- [Given exercise] Quote all of the entries word for word.

- [Recorded data]
---
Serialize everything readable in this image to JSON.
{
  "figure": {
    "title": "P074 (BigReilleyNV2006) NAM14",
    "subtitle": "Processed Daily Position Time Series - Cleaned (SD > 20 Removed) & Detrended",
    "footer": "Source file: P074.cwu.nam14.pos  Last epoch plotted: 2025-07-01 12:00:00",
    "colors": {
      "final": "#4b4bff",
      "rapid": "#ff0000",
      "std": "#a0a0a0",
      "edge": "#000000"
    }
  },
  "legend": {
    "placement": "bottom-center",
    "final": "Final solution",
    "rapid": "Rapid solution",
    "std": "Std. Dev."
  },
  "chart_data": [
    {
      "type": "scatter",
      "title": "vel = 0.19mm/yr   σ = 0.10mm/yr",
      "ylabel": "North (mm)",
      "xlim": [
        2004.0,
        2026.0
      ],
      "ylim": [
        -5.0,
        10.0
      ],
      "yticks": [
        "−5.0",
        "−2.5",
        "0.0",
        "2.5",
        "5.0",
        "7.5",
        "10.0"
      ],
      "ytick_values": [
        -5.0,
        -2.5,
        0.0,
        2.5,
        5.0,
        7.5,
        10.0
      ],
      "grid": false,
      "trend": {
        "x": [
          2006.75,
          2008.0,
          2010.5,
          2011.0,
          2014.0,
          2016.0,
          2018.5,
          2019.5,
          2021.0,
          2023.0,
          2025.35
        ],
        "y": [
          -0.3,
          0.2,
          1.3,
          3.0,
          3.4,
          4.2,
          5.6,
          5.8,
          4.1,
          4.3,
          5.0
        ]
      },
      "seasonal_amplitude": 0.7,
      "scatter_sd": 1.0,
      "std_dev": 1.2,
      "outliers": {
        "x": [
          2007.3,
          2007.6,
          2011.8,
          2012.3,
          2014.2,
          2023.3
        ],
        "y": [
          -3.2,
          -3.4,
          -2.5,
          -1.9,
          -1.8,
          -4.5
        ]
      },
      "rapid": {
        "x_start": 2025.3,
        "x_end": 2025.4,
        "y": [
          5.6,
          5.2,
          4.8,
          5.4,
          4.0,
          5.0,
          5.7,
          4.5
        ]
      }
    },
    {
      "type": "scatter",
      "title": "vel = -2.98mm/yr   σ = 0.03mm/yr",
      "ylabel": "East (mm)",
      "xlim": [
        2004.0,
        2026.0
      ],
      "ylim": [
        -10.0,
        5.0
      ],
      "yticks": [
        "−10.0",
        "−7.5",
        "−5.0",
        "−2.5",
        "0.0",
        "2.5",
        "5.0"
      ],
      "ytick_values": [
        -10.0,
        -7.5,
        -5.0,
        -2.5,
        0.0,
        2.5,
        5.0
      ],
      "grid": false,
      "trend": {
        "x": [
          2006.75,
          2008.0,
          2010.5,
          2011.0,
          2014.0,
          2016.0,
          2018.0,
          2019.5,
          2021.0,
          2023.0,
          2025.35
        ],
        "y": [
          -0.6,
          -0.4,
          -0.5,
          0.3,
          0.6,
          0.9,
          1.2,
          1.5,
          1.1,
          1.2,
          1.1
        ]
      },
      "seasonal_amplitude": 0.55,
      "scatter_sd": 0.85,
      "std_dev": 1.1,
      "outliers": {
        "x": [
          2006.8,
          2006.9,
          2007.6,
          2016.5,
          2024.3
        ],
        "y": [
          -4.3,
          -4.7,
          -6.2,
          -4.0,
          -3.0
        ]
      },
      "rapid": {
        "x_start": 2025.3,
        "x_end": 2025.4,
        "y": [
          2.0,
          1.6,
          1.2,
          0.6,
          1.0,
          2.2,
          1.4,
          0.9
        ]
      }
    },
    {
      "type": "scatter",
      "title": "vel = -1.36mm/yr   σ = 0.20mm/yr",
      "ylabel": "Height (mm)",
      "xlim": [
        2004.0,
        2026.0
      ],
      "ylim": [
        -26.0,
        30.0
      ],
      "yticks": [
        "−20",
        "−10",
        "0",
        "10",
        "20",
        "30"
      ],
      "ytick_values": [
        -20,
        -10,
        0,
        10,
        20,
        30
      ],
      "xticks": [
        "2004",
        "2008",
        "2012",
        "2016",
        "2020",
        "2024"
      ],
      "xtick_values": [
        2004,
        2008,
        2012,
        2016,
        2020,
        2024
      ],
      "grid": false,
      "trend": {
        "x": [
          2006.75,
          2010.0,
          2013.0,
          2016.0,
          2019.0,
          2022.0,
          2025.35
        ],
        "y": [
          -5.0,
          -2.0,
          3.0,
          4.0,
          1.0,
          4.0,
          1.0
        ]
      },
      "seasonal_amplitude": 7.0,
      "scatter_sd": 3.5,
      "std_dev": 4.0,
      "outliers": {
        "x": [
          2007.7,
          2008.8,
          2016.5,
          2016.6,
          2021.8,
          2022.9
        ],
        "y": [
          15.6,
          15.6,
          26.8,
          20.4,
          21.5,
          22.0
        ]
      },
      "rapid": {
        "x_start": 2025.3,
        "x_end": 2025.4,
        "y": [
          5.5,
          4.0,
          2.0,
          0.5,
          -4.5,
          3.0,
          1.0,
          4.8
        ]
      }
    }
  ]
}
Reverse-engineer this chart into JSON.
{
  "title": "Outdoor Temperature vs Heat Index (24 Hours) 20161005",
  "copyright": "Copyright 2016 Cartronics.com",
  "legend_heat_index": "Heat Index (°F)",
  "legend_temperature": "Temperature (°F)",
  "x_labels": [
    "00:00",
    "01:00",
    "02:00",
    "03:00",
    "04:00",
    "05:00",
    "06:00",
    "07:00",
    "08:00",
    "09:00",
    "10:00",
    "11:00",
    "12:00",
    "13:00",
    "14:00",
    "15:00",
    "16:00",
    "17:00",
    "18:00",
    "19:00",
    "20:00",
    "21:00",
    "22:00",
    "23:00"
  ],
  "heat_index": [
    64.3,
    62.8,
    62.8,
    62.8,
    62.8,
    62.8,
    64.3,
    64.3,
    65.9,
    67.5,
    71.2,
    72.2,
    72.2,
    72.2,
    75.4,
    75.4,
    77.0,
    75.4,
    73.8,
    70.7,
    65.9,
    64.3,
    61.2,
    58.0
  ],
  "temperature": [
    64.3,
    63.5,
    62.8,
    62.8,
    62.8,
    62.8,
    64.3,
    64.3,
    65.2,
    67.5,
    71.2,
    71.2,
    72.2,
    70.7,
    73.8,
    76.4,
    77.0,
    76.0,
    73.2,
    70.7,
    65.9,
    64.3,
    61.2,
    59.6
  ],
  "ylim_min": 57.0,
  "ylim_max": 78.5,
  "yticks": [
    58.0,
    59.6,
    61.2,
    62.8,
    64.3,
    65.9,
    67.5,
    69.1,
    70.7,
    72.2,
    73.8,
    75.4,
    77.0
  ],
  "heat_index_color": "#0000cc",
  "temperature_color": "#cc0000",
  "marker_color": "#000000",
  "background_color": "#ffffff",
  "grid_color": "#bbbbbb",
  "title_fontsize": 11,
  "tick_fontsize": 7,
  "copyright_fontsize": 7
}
---
- [Output of the task]
Serialize everything readable in this image to JSON.
{
  "figure": {
    "title": "P074 (BigReilleyNV2006) NAM14",
    "subtitle": "Processed Daily Position Time Series - Cleaned (SD > 20 Removed) & Detrended",
    "footer": "Source file: P074.cwu.nam14.pos  Last epoch plotted: 2025-07-01 12:00:00",
    "colors": {
      "final": "#4b4bff",
      "rapid": "#ff0000",
      "std": "#a0a0a0",
      "edge": "#000000"
    }
  },
  "legend": {
    "placement": "bottom-center",
    "final": "Final solution",
    "rapid": "Rapid solution",
    "std": "Std. Dev."
  },
  "chart_data": [
    {
      "type": "scatter",
      "title": "vel = 0.19mm/yr   σ = 0.10mm/yr",
      "ylabel": "North (mm)",
      "xlim": [
        2004.0,
        2026.0
      ],
      "ylim": [
        -5.0,
        10.0
      ],
      "yticks": [
        "−5.0",
        "−2.5",
        "0.0",
        "2.5",
        "5.0",
        "7.5",
        "10.0"
      ],
      "ytick_values": [
        -5.0,
        -2.5,
        0.0,
        2.5,
        5.0,
        7.5,
        10.0
      ],
      "grid": false,
      "trend": {
        "x": [
          2006.75,
          2008.0,
          2010.5,
          2011.0,
          2014.0,
          2016.0,
          2018.5,
          2019.5,
          2021.0,
          2023.0,
          2025.35
        ],
        "y": [
          -0.3,
          0.2,
          1.3,
          3.0,
          3.4,
          4.2,
          5.6,
          5.8,
          4.1,
          4.3,
          5.0
        ]
      },
      "seasonal_amplitude": 0.7,
      "scatter_sd": 1.0,
      "std_dev": 1.2,
      "outliers": {
        "x": [
          2007.3,
          2007.6,
          2011.8,
          2012.3,
          2014.2,
          2023.3
        ],
        "y": [
          -3.2,
          -3.4,
          -2.5,
          -1.9,
          -1.8,
          -4.5
        ]
      },
      "rapid": {
        "x_start": 2025.3,
        "x_end": 2025.4,
        "y": [
          5.6,
          5.2,
          4.8,
          5.4,
          4.0,
          5.0,
          5.7,
          4.5
        ]
      }
    },
    {
      "type": "scatter",
      "title": "vel = -2.98mm/yr   σ = 0.03mm/yr",
      "ylabel": "East (mm)",
      "xlim": [
        2004.0,
        2026.0
      ],
      "ylim": [
        -10.0,
        5.0
      ],
      "yticks": [
        "−10.0",
        "−7.5",
        "−5.0",
        "−2.5",
        "0.0",
        "2.5",
        "5.0"
      ],
      "ytick_values": [
        -10.0,
        -7.5,
        -5.0,
        -2.5,
        0.0,
        2.5,
        5.0
      ],
      "grid": false,
      "trend": {
        "x": [
          2006.75,
          2008.0,
          2010.5,
          2011.0,
          2014.0,
          2016.0,
          2018.0,
          2019.5,
          2021.0,
          2023.0,
          2025.35
        ],
        "y": [
          -0.6,
          -0.4,
          -0.5,
          0.3,
          0.6,
          0.9,
          1.2,
          1.5,
          1.1,
          1.2,
          1.1
        ]
      },
      "seasonal_amplitude": 0.55,
      "scatter_sd": 0.85,
      "std_dev": 1.1,
      "outliers": {
        "x": [
          2006.8,
          2006.9,
          2007.6,
          2016.5,
          2024.3
        ],
        "y": [
          -4.3,
          -4.7,
          -6.2,
          -4.0,
          -3.0
        ]
      },
      "rapid": {
        "x_start": 2025.3,
        "x_end": 2025.4,
        "y": [
          2.0,
          1.6,
          1.2,
          0.6,
          1.0,
          2.2,
          1.4,
          0.9
        ]
      }
    },
    {
      "type": "scatter",
      "title": "vel = -1.36mm/yr   σ = 0.20mm/yr",
      "ylabel": "Height (mm)",
      "xlim": [
        2004.0,
        2026.0
      ],
      "ylim": [
        -26.0,
        30.0
      ],
      "yticks": [
        "−20",
        "−10",
        "0",
        "10",
        "20",
        "30"
      ],
      "ytick_values": [
        -20,
        -10,
        0,
        10,
        20,
        30
      ],
      "xticks": [
        "2004",
        "2008",
        "2012",
        "2016",
        "2020",
        "2024"
      ],
      "xtick_values": [
        2004,
        2008,
        2012,
        2016,
        2020,
        2024
      ],
      "grid": false,
      "trend": {
        "x": [
          2006.75,
          2010.0,
          2013.0,
          2016.0,
          2019.0,
          2022.0,
          2025.35
        ],
        "y": [
          -5.0,
          -2.0,
          3.0,
          4.0,
          1.0,
          4.0,
          1.0
        ]
      },
      "seasonal_amplitude": 7.0,
      "scatter_sd": 3.5,
      "std_dev": 4.0,
      "outliers": {
        "x": [
          2007.7,
          2008.8,
          2016.5,
          2016.6,
          2021.8,
          2022.9
        ],
        "y": [
          15.6,
          15.6,
          26.8,
          20.4,
          21.5,
          22.0
        ]
      },
      "rapid": {
        "x_start": 2025.3,
        "x_end": 2025.4,
        "y": [
          5.5,
          4.0,
          2.0,
          0.5,
          -4.5,
          3.0,
          1.0,
          4.8
        ]
      }
    }
  ]
}
Reverse-engineer this chart into JSON.
{
  "title": "Outdoor Temperature vs Heat Index (24 Hours) 20161005",
  "copyright": "Copyright 2016 Cartronics.com",
  "legend_heat_index": "Heat Index (°F)",
  "legend_temperature": "Temperature (°F)",
  "x_labels": [
    "00:00",
    "01:00",
    "02:00",
    "03:00",
    "04:00",
    "05:00",
    "06:00",
    "07:00",
    "08:00",
    "09:00",
    "10:00",
    "11:00",
    "12:00",
    "13:00",
    "14:00",
    "15:00",
    "16:00",
    "17:00",
    "18:00",
    "19:00",
    "20:00",
    "21:00",
    "22:00",
    "23:00"
  ],
  "heat_index": [
    64.3,
    62.8,
    62.8,
    62.8,
    62.8,
    62.8,
    64.3,
    64.3,
    65.9,
    67.5,
    71.2,
    72.2,
    72.2,
    72.2,
    75.4,
    75.4,
    77.0,
    75.4,
    73.8,
    70.7,
    65.9,
    64.3,
    61.2,
    58.0
  ],
  "temperature": [
    64.3,
    63.5,
    62.8,
    62.8,
    62.8,
    62.8,
    64.3,
    64.3,
    65.2,
    67.5,
    71.2,
    71.2,
    72.2,
    70.7,
    73.8,
    76.4,
    77.0,
    76.0,
    73.2,
    70.7,
    65.9,
    64.3,
    61.2,
    59.6
  ],
  "ylim_min": 57.0,
  "ylim_max": 78.5,
  "yticks": [
    58.0,
    59.6,
    61.2,
    62.8,
    64.3,
    65.9,
    67.5,
    69.1,
    70.7,
    72.2,
    73.8,
    75.4,
    77.0
  ],
  "heat_index_color": "#0000cc",
  "temperature_color": "#cc0000",
  "marker_color": "#000000",
  "background_color": "#ffffff",
  "grid_color": "#bbbbbb",
  "title_fontsize": 11,
  "tick_fontsize": 7,
  "copyright_fontsize": 7
}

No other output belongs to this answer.